What is expected → Reproduce all records exactly.

[Stored records]

-------------------------

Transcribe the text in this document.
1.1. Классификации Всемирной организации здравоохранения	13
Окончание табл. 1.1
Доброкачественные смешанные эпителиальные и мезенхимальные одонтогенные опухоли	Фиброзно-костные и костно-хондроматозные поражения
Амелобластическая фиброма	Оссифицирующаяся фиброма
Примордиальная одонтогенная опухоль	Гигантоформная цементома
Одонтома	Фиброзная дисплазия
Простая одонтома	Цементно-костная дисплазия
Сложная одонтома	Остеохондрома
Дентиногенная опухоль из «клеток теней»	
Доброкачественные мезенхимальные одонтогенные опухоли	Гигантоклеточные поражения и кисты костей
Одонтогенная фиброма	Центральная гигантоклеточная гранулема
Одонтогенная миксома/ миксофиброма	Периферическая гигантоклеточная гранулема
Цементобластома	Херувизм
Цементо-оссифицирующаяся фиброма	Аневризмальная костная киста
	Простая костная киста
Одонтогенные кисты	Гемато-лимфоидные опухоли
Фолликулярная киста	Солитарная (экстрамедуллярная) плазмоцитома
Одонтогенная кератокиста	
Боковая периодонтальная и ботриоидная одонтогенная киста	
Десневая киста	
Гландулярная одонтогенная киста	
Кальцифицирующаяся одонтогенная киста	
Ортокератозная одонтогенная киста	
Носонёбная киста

-------------------------

Written solution →
Transcribe the text in this document.
1.1. Классификации Всемирной организации здравоохранения	13
Окончание табл. 1.1
Доброкачественные смешанные эпителиальные и мезенхимальные одонтогенные опухоли	Фиброзно-костные и костно-хондроматозные поражения
Амелобластическая фиброма	Оссифицирующаяся фиброма
Примордиальная одонтогенная опухоль	Гигантоформная цементома
Одонтома	Фиброзная дисплазия
Простая одонтома	Цементно-костная дисплазия
Сложная одонтома	Остеохондрома
Дентиногенная опухоль из «клеток теней»	
Доброкачественные мезенхимальные одонтогенные опухоли	Гигантоклеточные поражения и кисты костей
Одонтогенная фиброма	Центральная гигантоклеточная гранулема
Одонтогенная миксома/ миксофиброма	Периферическая гигантоклеточная гранулема
Цементобластома	Херувизм
Цементо-оссифицирующаяся фиброма	Аневризмальная костная киста
	Простая костная киста
Одонтогенные кисты	Гемато-лимфоидные опухоли
Фолликулярная киста	Солитарная (экстрамедуллярная) плазмоцитома
Одонтогенная кератокиста	
Боковая периодонтальная и ботриоидная одонтогенная киста	
Десневая киста	
Гландулярная одонтогенная киста	
Кальцифицирующаяся одонтогенная киста	
Ортокератозная одонтогенная киста	
Носонёбная киста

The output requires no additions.